-- Extract to read --
Conformer Generation And Force Field Applications

Native conformer generation uses RDKit-aligned distance-geometry parameters. The default value-style molecule operation uses ETKDGv3 and returns a new molecule value. Multi-conformer generation supports deterministic seeded runs, RMS pruning, and sequential seed expansion:

use cosmolkit::{EmbedParameters, Molecule};

fn main() -> Result<(), Box<dyn std::error::Error>> {
    let molecule = Molecule::from_smiles("CC(=O)NC")?.with_hydrogens()?;

    let embedded = molecule.with_3d_conformer()?;
    println!("{}", embedded.conformers_3d().len());

    let mut params = EmbedParameters::etkdg();
    params.random_seed = 123;
    params.num_threads = 1;
    params.prune_rms_thresh = 0.5;

    let pruned = molecule.with_3d_conformers_with_params(5, params)?;
    println!("{}", pruned.conformers_3d().len());
    Ok(())
}

Force-field APIs operate on molecules with existing 3D conformers and return new molecule values, so the input coordinates are left unchanged.

Layout coordinate data:
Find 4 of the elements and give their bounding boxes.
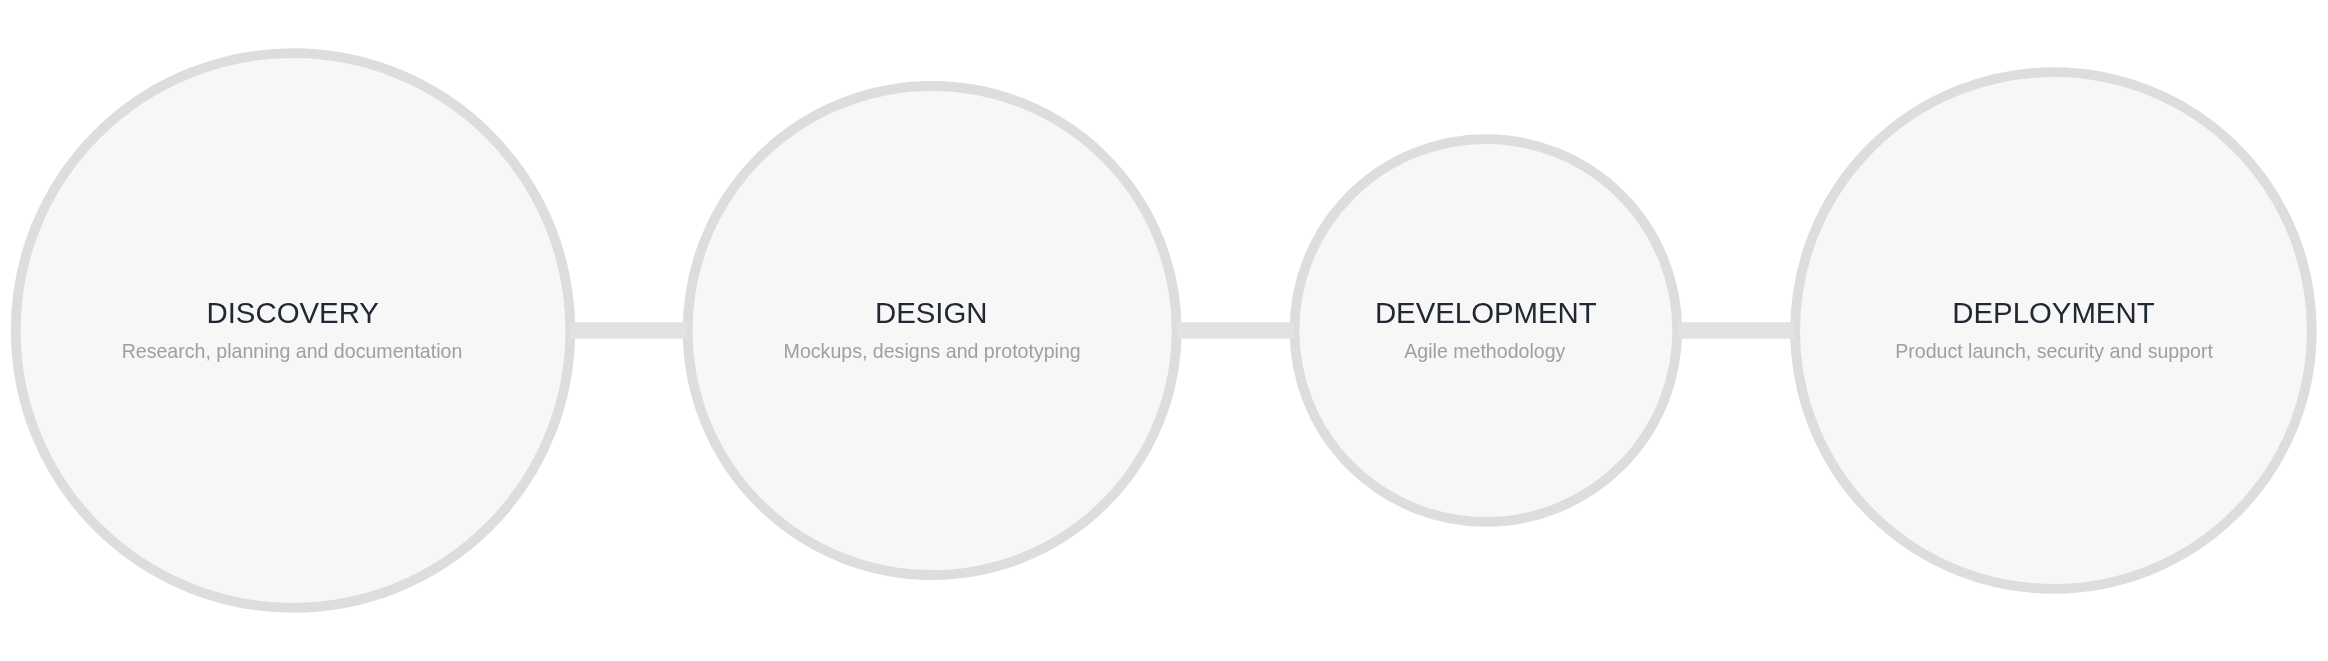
node-circle: DEPLOYMENT Product launch, security and support (1790, 67, 2317, 594)
node-circle: DESIGN Mockups, designs and prototyping (682, 81, 1182, 580)
node-circle: DISCOVERY Research, planning and documentation (10, 48, 576, 613)
node-circle: DEVELOPMENT Agile methodology (1289, 134, 1683, 527)
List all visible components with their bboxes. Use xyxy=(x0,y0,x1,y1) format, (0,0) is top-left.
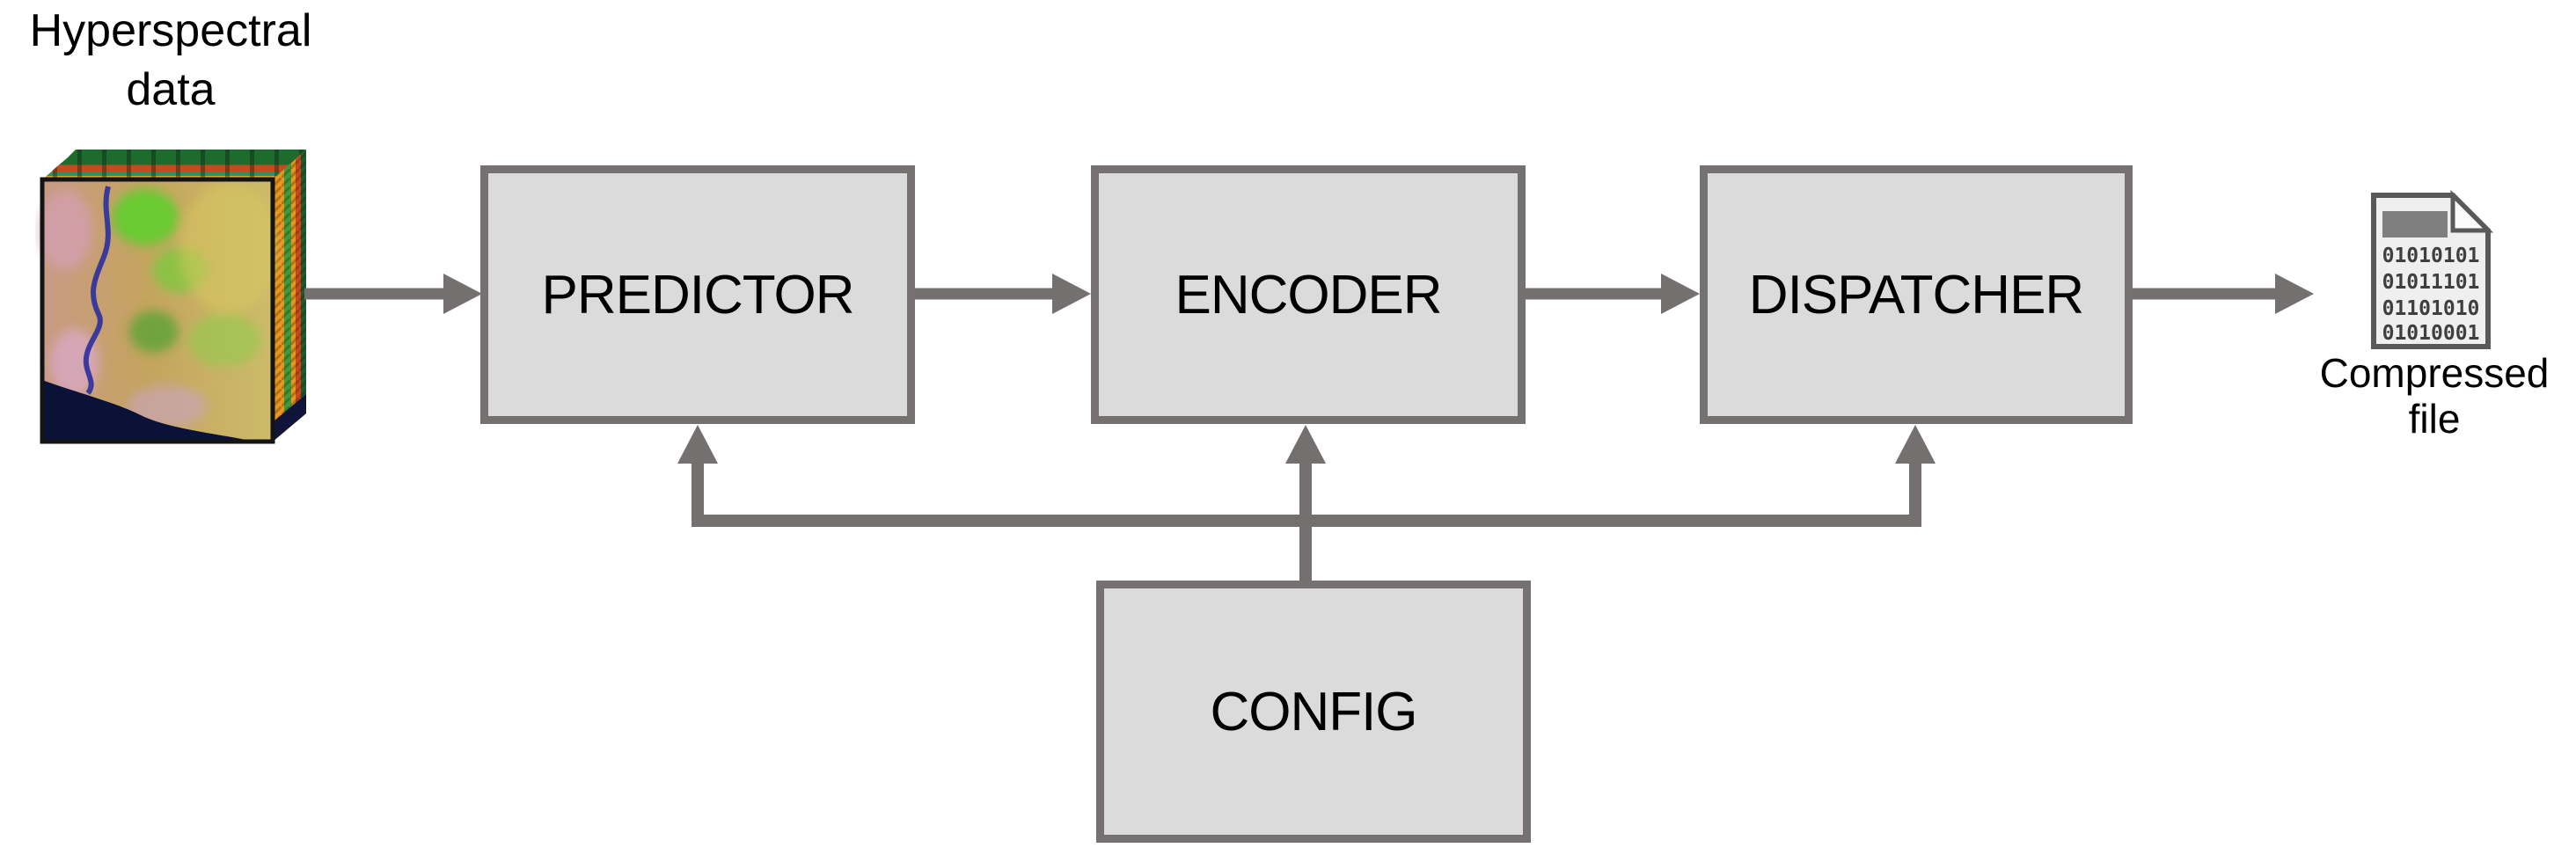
dispatcher-node: DISPATCHER xyxy=(1700,165,2133,424)
file-fold-corner xyxy=(2450,190,2493,233)
arrow-dispatcher-to-file xyxy=(2133,274,2314,314)
arrow-predictor-to-encoder xyxy=(915,274,1091,314)
encoder-label: ENCODER xyxy=(1175,264,1442,325)
hyperspectral-data-line1: Hyperspectral xyxy=(29,5,312,56)
arrow-encoder-to-dispatcher xyxy=(1526,274,1700,314)
hyperspectral-data-line2: data xyxy=(126,63,216,115)
binary-line-2: 01011101 xyxy=(2382,271,2480,294)
predictor-label: PREDICTOR xyxy=(541,264,854,325)
hyperspectral-cube-image xyxy=(40,150,306,444)
config-node: CONFIG xyxy=(1096,581,1531,843)
dispatcher-label: DISPATCHER xyxy=(1748,264,2084,325)
predictor-node: PREDICTOR xyxy=(480,165,915,424)
binary-line-3: 01101010 xyxy=(2382,297,2480,320)
arrow-cube-to-predictor xyxy=(304,274,482,314)
file-header-bar xyxy=(2382,211,2448,238)
config-label: CONFIG xyxy=(1210,681,1417,742)
compressed-file-label-line2: file xyxy=(2408,396,2461,442)
compressed-file-label: Compressed file xyxy=(2294,350,2575,442)
encoder-node: ENCODER xyxy=(1091,165,1526,424)
config-feedback-connector xyxy=(677,425,1936,586)
hyperspectral-data-label: Hyperspectral data xyxy=(7,2,334,119)
binary-line-4: 01010001 xyxy=(2382,322,2480,345)
compressed-file-icon: 01010101 01011101 01101010 01010001 xyxy=(2371,190,2493,349)
compressed-file-label-line1: Compressed xyxy=(2319,350,2550,396)
binary-line-1: 01010101 xyxy=(2382,245,2480,267)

-- Requirements --
Could you return the conformer generation excerpt word for word, from its heading through its final sentence?

-- Solution to this task --
Conformer Generation And Force Field Applications

Native conformer generation uses RDKit-aligned distance-geometry parameters. The default value-style molecule operation uses ETKDGv3 and returns a new molecule value. Multi-conformer generation supports deterministic seeded runs, RMS pruning, and sequential seed expansion:

use cosmolkit::{EmbedParameters, Molecule};

fn main() -> Result<(), Box<dyn std::error::Error>> {
    let molecule = Molecule::from_smiles("CC(=O)NC")?.with_hydrogens()?;

    let embedded = molecule.with_3d_conformer()?;
    println!("{}", embedded.conformers_3d().len());

    let mut params = EmbedParameters::etkdg();
    params.random_seed = 123;
    params.num_threads = 1;
    params.prune_rms_thresh = 0.5;

    let pruned = molecule.with_3d_conformers_with_params(5, params)?;
    println!("{}", pruned.conformers_3d().len());
    Ok(())
}

Force-field APIs operate on molecules with existing 3D conformers and return new molecule values, so the input coordinates are left unchanged.